» AUFGABE
Schreibe einen Abschnitt aus dem Text zum Austromarxismus wortgetreu ab. Setze an der Stelle mit „Doch eben diese“ ein und ende nach „vollen Blüte kommen.“.

» BEREITGESTELLTER TEXT
·····
Der Austromarxismus entstand in einer Zeit, in der sozialistische Parteien in ganz Europa vor grundlegenden Fragen standen: Wie sollte man sich gegenüber dem Staat positionieren? Wie sollte der Weg zum Sozialismus aussehen? Spätestens seit dem Sieg des Marxismus über den Anarchismus als leitende Ideologie der internationalen Arbeiter:innen-Bewegung war klar, dass der Staat eine zentrale Rolle im Klassenkampf spielen würde. In diesem Zusammenhang entwickelt sich auch die Einführung des allgemeinen Wahlrechts zu einer Kernforderung, die den Boden für die weitere Beteiligung der Sozialdemokratie an der bürgerlichen Demokratie bereitet.
Doch eben diese Fixierung auf den Staat und die bürgerliche Demokratie waren es, die die europäischen, sozialdemokratischen Parteien zunehmend zum Verstarren brachten. Über die letzten Jahrzehnte des 19. Jahrhunderts verschwand „Klassenkampf“ aus dem Vokabular der europäischen Arbeiter:innen-Parteien. Im Zuge des „Revisionismus-Streits“ kritisierten verschiedenste linke Theoretiker:innen (Kautsky, Hilferding, Lenin, Luxemburg) diese Entwicklung der Arbeiter:innen-Parteien und boten erste Beiträge für eine theoretische Neu-Positionierung der sozialistischen Bewegung. Auch der Austromarxismus fand in diesen Diskussionen seine Geburtsstunde. Diese Perspektiven würden jedoch erst nach der Jahrhundertwende und den damit einhergehenden Ereignissen zur vollen Blüte kommen.
·····
» BEREITGESTELLTE DATEN
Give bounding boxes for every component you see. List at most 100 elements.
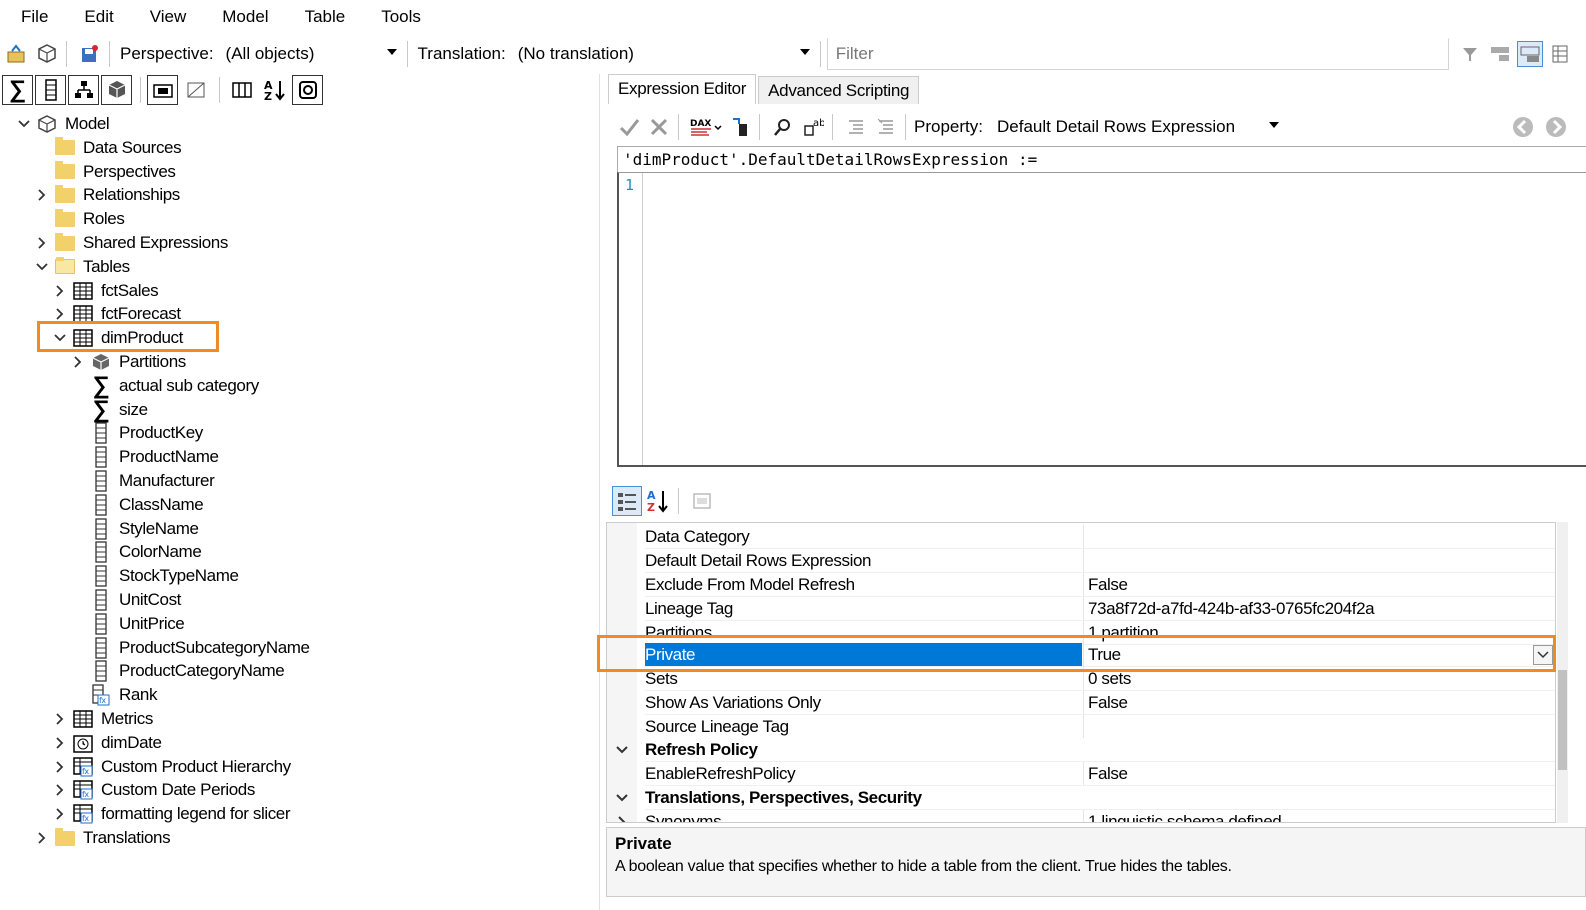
·····
» ERGEBNIS
Doch eben diese Fixierung auf den Staat und die bürgerliche Demokratie waren es, die die europäischen, sozialdemokratischen Parteien zunehmend zum Verstarren brachten. Über die letzten Jahrzehnte des 19. Jahrhunderts verschwand „Klassenkampf“ aus dem Vokabular der europäischen Arbeiter:innen-Parteien. Im Zuge des „Revisionismus-Streits“ kritisierten verschiedenste linke Theoretiker:innen (Kautsky, Hilferding, Lenin, Luxemburg) diese Entwicklung der Arbeiter:innen-Parteien und boten erste Beiträge für eine theoretische Neu-Positionierung der sozialistischen Bewegung. Auch der Austromarxismus fand in diesen Diskussionen seine Geburtsstunde. Diese Perspektiven würden jedoch erst nach der Jahrhundertwende und den damit einhergehenden Ereignissen zur vollen Blüte kommen.